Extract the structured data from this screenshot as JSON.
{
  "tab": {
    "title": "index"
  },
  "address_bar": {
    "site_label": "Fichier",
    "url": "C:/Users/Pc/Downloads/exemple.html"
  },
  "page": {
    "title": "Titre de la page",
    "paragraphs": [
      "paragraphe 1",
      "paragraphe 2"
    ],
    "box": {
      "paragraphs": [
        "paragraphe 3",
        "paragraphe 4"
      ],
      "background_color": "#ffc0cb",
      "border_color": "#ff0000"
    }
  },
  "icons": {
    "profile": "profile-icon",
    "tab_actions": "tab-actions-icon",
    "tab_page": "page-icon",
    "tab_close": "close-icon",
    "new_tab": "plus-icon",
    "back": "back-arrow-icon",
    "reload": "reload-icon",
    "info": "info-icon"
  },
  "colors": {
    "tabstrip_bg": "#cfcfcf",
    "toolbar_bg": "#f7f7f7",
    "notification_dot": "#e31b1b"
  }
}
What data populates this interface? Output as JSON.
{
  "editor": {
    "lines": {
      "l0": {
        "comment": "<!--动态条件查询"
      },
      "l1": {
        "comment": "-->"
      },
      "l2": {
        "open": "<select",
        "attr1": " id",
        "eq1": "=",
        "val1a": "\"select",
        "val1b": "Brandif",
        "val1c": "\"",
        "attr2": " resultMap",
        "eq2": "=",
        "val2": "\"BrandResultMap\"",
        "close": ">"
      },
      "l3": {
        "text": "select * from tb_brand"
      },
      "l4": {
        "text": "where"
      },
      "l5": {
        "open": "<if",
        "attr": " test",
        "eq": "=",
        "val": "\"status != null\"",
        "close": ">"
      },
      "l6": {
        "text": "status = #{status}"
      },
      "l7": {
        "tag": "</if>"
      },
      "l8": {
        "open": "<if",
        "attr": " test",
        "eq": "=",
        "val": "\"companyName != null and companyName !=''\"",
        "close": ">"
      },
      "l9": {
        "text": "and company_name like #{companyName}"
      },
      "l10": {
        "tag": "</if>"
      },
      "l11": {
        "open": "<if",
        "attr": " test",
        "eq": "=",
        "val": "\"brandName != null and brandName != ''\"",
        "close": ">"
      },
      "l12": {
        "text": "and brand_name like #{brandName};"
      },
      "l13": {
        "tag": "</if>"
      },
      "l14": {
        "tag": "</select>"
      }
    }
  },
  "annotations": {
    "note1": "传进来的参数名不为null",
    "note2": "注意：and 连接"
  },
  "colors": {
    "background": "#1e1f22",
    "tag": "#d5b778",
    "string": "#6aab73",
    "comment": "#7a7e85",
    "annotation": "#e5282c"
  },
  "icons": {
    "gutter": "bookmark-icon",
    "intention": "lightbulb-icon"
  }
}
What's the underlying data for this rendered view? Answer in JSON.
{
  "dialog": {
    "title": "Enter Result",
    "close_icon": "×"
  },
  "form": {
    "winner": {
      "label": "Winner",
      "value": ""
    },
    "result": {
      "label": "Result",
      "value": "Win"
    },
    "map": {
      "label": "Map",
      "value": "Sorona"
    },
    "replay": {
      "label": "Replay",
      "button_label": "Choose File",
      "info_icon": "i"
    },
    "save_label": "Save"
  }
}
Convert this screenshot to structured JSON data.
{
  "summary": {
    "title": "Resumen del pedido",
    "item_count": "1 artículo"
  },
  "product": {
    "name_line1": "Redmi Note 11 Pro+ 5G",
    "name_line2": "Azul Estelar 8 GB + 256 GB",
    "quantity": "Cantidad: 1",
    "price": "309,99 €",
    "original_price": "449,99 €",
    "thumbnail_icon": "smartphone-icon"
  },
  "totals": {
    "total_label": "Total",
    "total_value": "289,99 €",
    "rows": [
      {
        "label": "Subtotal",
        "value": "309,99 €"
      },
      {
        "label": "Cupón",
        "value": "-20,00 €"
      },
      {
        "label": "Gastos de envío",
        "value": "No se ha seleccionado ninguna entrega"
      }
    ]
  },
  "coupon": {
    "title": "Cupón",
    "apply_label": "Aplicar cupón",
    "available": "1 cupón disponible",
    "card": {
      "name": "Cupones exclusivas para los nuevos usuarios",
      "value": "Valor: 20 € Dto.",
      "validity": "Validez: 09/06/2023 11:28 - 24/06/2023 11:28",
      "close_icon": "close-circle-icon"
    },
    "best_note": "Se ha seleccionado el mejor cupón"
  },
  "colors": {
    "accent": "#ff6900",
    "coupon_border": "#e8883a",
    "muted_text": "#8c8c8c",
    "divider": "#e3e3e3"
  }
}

---+---

▸ **REQUIREMENT**: Emit the full listing verbatim.

▸ **WORKED SOLUTION**:
Extract the structured data from this screenshot as JSON.
{
  "tab": {
    "title": "index"
  },
  "address_bar": {
    "site_label": "Fichier",
    "url": "C:/Users/Pc/Downloads/exemple.html"
  },
  "page": {
    "title": "Titre de la page",
    "paragraphs": [
      "paragraphe 1",
      "paragraphe 2"
    ],
    "box": {
      "paragraphs": [
        "paragraphe 3",
        "paragraphe 4"
      ],
      "background_color": "#ffc0cb",
      "border_color": "#ff0000"
    }
  },
  "icons": {
    "profile": "profile-icon",
    "tab_actions": "tab-actions-icon",
    "tab_page": "page-icon",
    "tab_close": "close-icon",
    "new_tab": "plus-icon",
    "back": "back-arrow-icon",
    "reload": "reload-icon",
    "info": "info-icon"
  },
  "colors": {
    "tabstrip_bg": "#cfcfcf",
    "toolbar_bg": "#f7f7f7",
    "notification_dot": "#e31b1b"
  }
}
What data populates this interface? Output as JSON.
{
  "editor": {
    "lines": {
      "l0": {
        "comment": "<!--动态条件查询"
      },
      "l1": {
        "comment": "-->"
      },
      "l2": {
        "open": "<select",
        "attr1": " id",
        "eq1": "=",
        "val1a": "\"select",
        "val1b": "Brandif",
        "val1c": "\"",
        "attr2": " resultMap",
        "eq2": "=",
        "val2": "\"BrandResultMap\"",
        "close": ">"
      },
      "l3": {
        "text": "select * from tb_brand"
      },
      "l4": {
        "text": "where"
      },
      "l5": {
        "open": "<if",
        "attr": " test",
        "eq": "=",
        "val": "\"status != null\"",
        "close": ">"
      },
      "l6": {
        "text": "status = #{status}"
      },
      "l7": {
        "tag": "</if>"
      },
      "l8": {
        "open": "<if",
        "attr": " test",
        "eq": "=",
        "val": "\"companyName != null and companyName !=''\"",
        "close": ">"
      },
      "l9": {
        "text": "and company_name like #{companyName}"
      },
      "l10": {
        "tag": "</if>"
      },
      "l11": {
        "open": "<if",
        "attr": " test",
        "eq": "=",
        "val": "\"brandName != null and brandName != ''\"",
        "close": ">"
      },
      "l12": {
        "text": "and brand_name like #{brandName};"
      },
      "l13": {
        "tag": "</if>"
      },
      "l14": {
        "tag": "</select>"
      }
    }
  },
  "annotations": {
    "note1": "传进来的参数名不为null",
    "note2": "注意：and 连接"
  },
  "colors": {
    "background": "#1e1f22",
    "tag": "#d5b778",
    "string": "#6aab73",
    "comment": "#7a7e85",
    "annotation": "#e5282c"
  },
  "icons": {
    "gutter": "bookmark-icon",
    "intention": "lightbulb-icon"
  }
}
What's the underlying data for this rendered view? Answer in JSON.
{
  "dialog": {
    "title": "Enter Result",
    "close_icon": "×"
  },
  "form": {
    "winner": {
      "label": "Winner",
      "value": ""
    },
    "result": {
      "label": "Result",
      "value": "Win"
    },
    "map": {
      "label": "Map",
      "value": "Sorona"
    },
    "replay": {
      "label": "Replay",
      "button_label": "Choose File",
      "info_icon": "i"
    },
    "save_label": "Save"
  }
}
Convert this screenshot to structured JSON data.
{
  "summary": {
    "title": "Resumen del pedido",
    "item_count": "1 artículo"
  },
  "product": {
    "name_line1": "Redmi Note 11 Pro+ 5G",
    "name_line2": "Azul Estelar 8 GB + 256 GB",
    "quantity": "Cantidad: 1",
    "price": "309,99 €",
    "original_price": "449,99 €",
    "thumbnail_icon": "smartphone-icon"
  },
  "totals": {
    "total_label": "Total",
    "total_value": "289,99 €",
    "rows": [
      {
        "label": "Subtotal",
        "value": "309,99 €"
      },
      {
        "label": "Cupón",
        "value": "-20,00 €"
      },
      {
        "label": "Gastos de envío",
        "value": "No se ha seleccionado ninguna entrega"
      }
    ]
  },
  "coupon": {
    "title": "Cupón",
    "apply_label": "Aplicar cupón",
    "available": "1 cupón disponible",
    "card": {
      "name": "Cupones exclusivas para los nuevos usuarios",
      "value": "Valor: 20 € Dto.",
      "validity": "Validez: 09/06/2023 11:28 - 24/06/2023 11:28",
      "close_icon": "close-circle-icon"
    },
    "best_note": "Se ha seleccionado el mejor cupón"
  },
  "colors": {
    "accent": "#ff6900",
    "coupon_border": "#e8883a",
    "muted_text": "#8c8c8c",
    "divider": "#e3e3e3"
  }
}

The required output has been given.